— start GIVEN DATA —
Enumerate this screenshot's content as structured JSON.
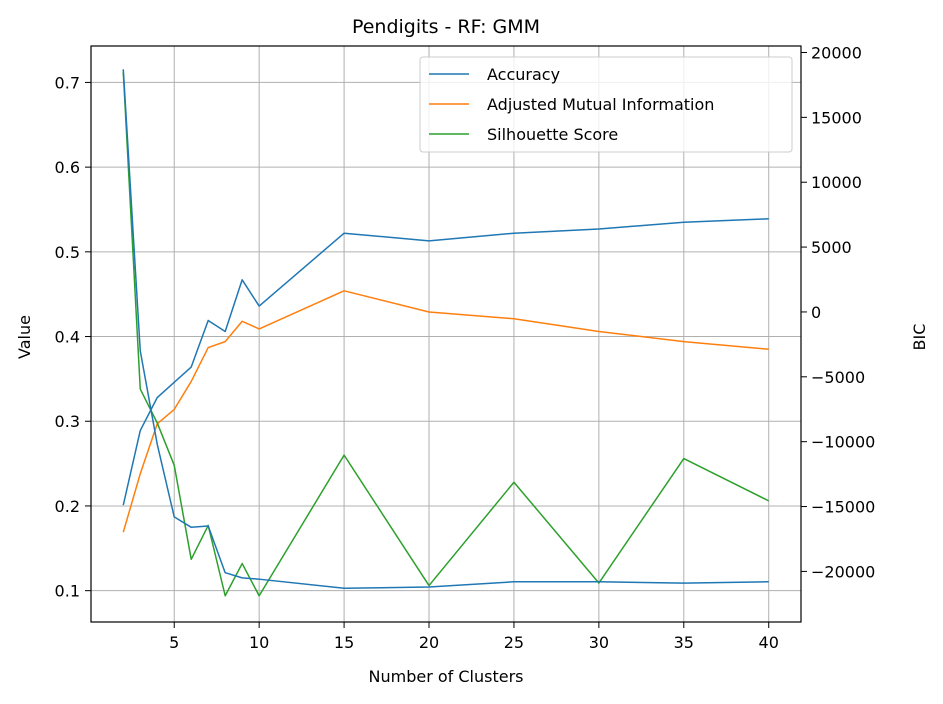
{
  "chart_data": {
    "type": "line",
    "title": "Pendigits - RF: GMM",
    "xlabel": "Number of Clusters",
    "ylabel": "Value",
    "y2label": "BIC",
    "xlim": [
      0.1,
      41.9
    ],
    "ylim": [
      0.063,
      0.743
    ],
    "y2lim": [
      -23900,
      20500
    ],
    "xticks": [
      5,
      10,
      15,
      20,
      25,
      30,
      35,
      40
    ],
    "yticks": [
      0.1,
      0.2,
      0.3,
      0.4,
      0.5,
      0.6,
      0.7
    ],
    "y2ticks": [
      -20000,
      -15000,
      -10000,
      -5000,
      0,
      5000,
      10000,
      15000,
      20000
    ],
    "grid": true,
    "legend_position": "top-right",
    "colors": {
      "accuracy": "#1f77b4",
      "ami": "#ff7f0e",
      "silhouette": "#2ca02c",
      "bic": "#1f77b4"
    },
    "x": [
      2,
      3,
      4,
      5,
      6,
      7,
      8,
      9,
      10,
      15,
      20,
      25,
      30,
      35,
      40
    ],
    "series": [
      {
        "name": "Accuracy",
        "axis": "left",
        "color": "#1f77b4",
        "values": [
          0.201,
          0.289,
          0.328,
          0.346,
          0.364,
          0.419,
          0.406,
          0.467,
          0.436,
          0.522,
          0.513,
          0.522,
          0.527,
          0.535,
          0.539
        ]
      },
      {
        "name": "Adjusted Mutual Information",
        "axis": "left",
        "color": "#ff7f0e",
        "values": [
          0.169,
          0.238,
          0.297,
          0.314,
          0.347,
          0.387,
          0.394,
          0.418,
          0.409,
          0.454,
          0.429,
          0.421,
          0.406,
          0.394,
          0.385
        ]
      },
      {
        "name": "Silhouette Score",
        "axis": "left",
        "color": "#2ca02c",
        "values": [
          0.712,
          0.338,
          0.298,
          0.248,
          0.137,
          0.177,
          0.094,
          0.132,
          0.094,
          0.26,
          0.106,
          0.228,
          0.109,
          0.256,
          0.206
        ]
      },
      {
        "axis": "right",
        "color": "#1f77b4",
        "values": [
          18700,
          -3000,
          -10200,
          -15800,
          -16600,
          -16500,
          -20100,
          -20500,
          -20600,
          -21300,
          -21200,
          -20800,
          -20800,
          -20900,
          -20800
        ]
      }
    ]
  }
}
— end GIVEN DATA —
— start GIVEN DATA —
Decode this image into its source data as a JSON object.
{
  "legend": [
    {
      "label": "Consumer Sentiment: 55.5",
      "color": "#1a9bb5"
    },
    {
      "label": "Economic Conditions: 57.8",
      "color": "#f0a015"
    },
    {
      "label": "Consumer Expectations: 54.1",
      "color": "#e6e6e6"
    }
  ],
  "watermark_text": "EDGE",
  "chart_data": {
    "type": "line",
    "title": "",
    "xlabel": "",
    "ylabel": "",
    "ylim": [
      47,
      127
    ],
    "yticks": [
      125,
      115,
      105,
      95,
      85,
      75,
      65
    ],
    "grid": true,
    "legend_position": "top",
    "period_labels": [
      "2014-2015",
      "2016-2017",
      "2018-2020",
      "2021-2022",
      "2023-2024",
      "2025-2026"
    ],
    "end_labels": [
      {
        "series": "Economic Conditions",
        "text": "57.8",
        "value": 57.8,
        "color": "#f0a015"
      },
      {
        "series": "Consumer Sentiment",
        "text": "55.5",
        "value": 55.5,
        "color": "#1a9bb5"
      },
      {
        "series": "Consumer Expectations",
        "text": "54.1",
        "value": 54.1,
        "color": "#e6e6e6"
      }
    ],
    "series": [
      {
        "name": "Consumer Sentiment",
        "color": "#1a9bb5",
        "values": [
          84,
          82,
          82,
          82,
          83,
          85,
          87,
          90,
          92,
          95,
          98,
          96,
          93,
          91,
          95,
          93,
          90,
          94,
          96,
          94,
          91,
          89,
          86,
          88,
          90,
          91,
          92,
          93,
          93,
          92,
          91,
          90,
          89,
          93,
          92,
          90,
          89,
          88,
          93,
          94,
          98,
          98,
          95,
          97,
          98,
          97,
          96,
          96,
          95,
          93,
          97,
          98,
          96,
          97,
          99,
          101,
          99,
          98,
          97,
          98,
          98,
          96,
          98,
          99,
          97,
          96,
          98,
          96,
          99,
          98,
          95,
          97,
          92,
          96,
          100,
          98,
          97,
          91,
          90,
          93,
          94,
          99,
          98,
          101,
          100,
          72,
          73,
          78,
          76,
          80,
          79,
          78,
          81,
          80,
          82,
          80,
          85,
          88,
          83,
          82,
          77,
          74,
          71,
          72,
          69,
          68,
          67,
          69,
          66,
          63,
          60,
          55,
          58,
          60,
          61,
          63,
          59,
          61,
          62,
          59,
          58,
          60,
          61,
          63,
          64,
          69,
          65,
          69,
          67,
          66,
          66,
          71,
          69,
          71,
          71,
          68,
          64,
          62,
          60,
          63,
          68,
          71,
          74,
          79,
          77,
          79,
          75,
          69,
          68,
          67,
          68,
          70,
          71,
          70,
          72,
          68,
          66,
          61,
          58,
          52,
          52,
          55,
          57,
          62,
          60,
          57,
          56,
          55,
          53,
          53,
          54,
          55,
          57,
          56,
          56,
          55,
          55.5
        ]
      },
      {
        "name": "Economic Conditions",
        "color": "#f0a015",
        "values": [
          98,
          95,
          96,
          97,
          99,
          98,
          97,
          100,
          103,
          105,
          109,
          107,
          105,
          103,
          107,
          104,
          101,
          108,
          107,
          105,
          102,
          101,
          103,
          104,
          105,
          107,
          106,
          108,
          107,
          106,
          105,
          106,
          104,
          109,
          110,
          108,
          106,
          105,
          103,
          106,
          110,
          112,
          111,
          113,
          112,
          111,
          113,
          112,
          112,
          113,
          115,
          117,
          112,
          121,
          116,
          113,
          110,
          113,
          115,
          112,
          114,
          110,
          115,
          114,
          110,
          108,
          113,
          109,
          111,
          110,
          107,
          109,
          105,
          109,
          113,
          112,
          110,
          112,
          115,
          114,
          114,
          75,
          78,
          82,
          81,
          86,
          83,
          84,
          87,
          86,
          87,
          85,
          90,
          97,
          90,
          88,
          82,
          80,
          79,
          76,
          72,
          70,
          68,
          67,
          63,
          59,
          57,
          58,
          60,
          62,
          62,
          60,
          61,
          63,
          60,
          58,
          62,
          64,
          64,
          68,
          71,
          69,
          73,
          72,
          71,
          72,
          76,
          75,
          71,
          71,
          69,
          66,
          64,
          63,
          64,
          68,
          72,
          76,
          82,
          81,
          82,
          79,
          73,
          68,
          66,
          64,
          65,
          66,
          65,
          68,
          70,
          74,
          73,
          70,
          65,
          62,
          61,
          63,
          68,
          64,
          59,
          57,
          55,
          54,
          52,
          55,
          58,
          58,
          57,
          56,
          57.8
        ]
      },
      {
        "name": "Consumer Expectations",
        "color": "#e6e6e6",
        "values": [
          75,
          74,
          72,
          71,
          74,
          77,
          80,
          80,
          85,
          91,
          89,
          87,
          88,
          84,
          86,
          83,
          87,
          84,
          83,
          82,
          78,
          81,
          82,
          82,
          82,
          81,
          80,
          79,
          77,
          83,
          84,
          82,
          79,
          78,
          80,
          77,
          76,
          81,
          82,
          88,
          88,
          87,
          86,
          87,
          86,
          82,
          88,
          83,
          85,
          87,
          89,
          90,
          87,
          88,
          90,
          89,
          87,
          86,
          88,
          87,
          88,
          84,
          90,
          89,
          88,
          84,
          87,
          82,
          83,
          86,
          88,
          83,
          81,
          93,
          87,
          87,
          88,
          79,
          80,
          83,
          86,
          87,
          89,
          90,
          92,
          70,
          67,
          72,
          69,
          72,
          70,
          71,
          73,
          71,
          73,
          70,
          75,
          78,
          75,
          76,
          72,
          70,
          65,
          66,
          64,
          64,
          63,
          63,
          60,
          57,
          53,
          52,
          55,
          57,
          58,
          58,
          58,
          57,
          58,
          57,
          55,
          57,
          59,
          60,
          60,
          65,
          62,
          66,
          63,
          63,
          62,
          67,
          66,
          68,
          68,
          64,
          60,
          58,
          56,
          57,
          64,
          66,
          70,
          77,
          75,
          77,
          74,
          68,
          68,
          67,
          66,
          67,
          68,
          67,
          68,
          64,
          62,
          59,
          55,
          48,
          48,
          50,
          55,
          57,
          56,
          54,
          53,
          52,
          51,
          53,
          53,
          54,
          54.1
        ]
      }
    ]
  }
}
— end GIVEN DATA —
— start GIVEN DATA —
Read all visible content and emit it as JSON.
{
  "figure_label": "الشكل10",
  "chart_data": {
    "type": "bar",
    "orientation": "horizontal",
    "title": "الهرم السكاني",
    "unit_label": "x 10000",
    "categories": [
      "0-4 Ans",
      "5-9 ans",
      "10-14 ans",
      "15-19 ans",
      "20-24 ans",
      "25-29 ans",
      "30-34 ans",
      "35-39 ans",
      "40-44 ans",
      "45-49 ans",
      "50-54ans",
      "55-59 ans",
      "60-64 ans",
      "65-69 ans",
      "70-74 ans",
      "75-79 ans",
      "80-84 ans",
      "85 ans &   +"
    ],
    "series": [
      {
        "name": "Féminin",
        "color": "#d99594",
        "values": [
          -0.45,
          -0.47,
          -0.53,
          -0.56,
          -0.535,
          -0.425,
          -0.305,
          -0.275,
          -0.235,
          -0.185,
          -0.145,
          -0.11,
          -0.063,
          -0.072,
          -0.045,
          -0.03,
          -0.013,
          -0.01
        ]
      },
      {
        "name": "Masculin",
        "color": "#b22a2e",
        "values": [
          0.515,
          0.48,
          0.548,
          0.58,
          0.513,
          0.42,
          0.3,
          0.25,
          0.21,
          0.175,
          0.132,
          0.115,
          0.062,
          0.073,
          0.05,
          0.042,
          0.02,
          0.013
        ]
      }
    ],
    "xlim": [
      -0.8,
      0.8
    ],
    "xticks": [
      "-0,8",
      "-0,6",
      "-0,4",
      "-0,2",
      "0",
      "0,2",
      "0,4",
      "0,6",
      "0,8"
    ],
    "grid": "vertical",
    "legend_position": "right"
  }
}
— end GIVEN DATA —
■ GIVEN INSTRUCTION ■
Collect each line above holding the string "title".

■ TASK RESULT ■
    "title": "Pendigits - RF: GMM",
    "title": "",
    "title": "الهرم السكاني",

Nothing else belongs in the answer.